**** EXERCISE INPUT

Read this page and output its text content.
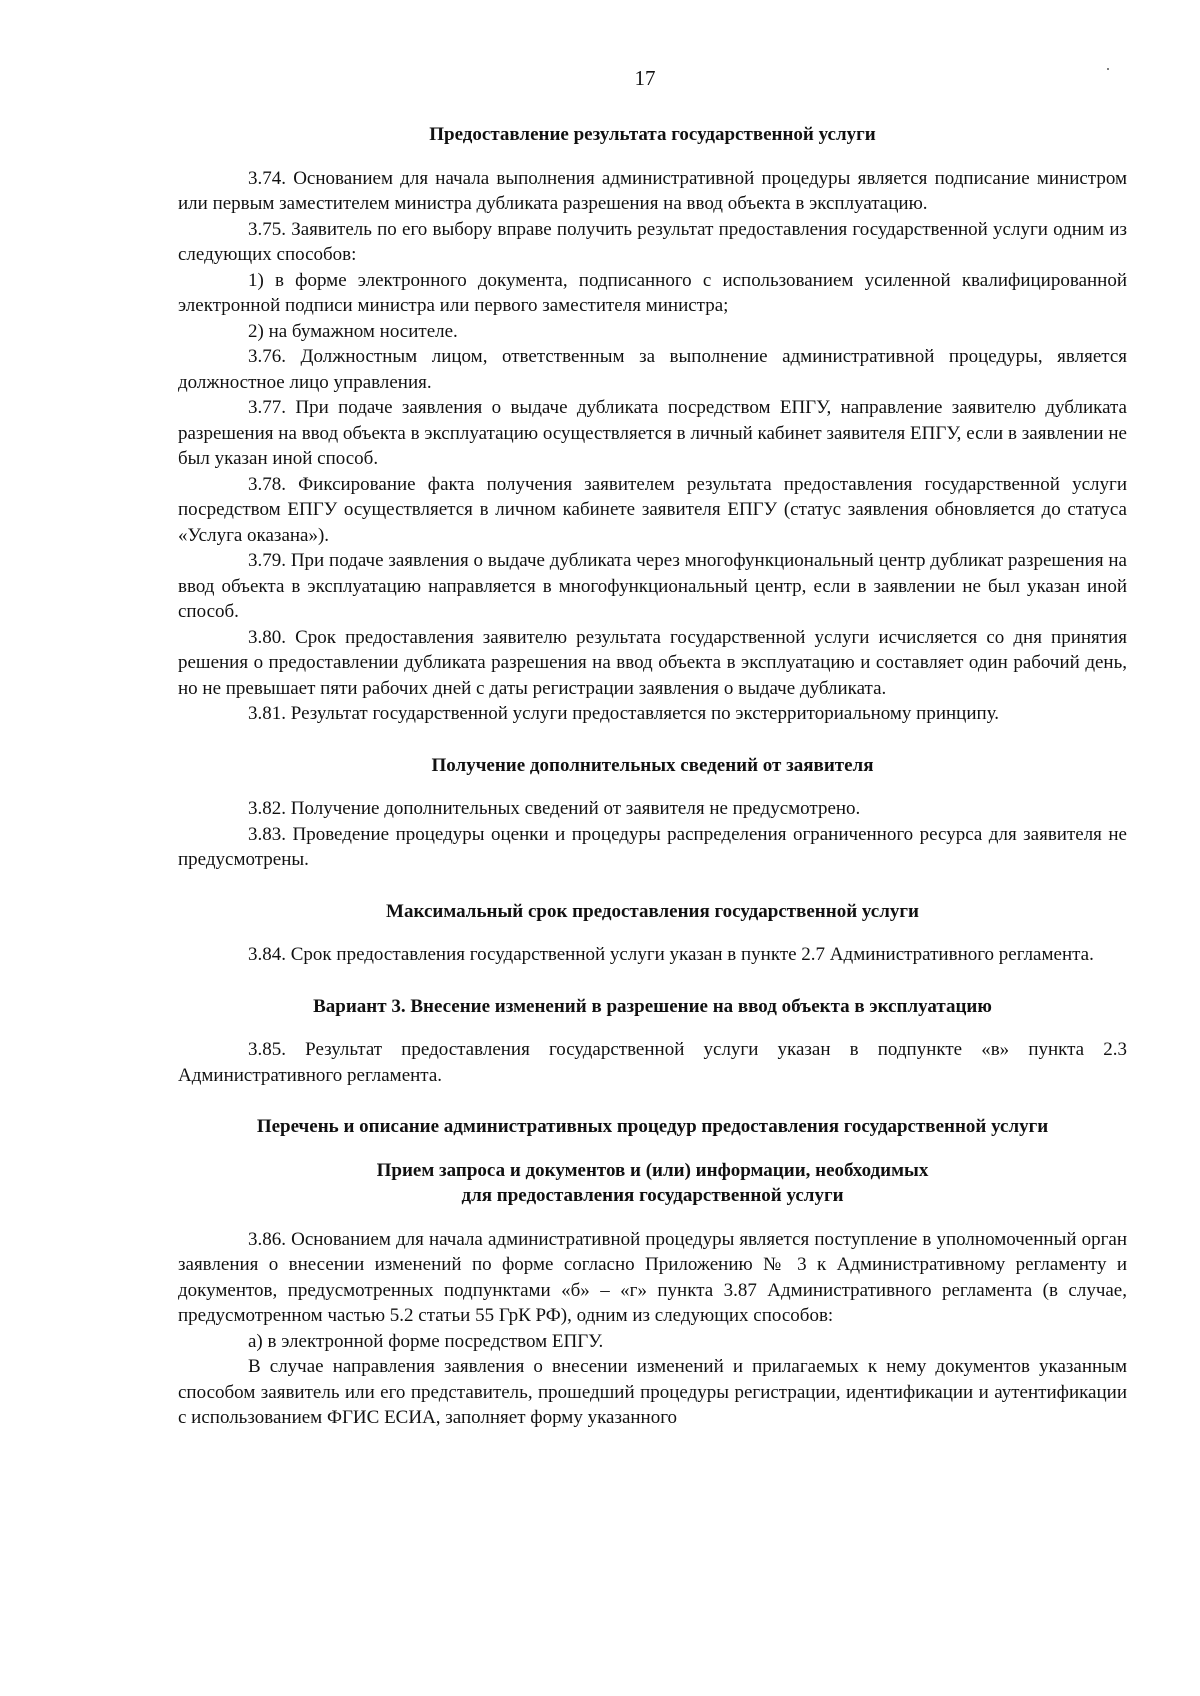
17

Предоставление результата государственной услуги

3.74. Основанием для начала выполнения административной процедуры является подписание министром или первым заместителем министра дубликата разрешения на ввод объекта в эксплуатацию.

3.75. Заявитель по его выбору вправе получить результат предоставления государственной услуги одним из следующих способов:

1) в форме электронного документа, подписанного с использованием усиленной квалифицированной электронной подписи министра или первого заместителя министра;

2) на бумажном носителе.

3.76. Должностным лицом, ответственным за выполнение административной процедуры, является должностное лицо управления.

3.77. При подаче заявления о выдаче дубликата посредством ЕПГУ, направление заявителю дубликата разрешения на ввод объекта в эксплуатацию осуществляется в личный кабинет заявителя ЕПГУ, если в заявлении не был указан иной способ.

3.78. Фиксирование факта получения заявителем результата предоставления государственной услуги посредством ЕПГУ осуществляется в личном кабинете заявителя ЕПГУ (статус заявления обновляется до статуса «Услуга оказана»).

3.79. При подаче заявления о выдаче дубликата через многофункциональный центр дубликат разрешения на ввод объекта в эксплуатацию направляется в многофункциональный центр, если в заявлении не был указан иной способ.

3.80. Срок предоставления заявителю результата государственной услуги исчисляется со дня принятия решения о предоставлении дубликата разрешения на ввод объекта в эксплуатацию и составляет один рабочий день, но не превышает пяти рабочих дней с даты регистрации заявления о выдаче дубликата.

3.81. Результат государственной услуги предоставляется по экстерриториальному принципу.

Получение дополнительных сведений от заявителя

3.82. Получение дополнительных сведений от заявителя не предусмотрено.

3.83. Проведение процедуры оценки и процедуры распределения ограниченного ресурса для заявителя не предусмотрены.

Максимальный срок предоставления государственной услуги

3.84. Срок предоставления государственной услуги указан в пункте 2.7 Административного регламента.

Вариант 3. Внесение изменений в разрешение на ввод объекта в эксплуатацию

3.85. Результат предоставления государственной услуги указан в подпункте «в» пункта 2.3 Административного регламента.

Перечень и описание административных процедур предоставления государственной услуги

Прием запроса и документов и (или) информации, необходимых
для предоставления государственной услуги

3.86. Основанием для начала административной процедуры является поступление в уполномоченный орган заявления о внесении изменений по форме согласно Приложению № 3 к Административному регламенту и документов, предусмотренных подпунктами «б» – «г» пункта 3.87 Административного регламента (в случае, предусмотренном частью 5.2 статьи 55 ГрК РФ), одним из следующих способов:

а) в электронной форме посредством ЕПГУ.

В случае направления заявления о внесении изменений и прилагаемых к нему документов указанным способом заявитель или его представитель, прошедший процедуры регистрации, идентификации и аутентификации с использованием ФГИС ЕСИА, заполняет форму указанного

********

**SET EXERCISE**
List the lines of the records where "если" occurs.

**PROBLEM SOLUTION**
3.77. При подаче заявления о выдаче дубликата посредством ЕПГУ, направление заявителю дубликата разрешения на ввод объекта в эксплуатацию осуществляется в личный кабинет заявителя ЕПГУ, если в заявлении не был указан иной способ.
3.79. При подаче заявления о выдаче дубликата через многофункциональный центр дубликат разрешения на ввод объекта в эксплуатацию направляется в многофункциональный центр, если в заявлении не был указан иной способ.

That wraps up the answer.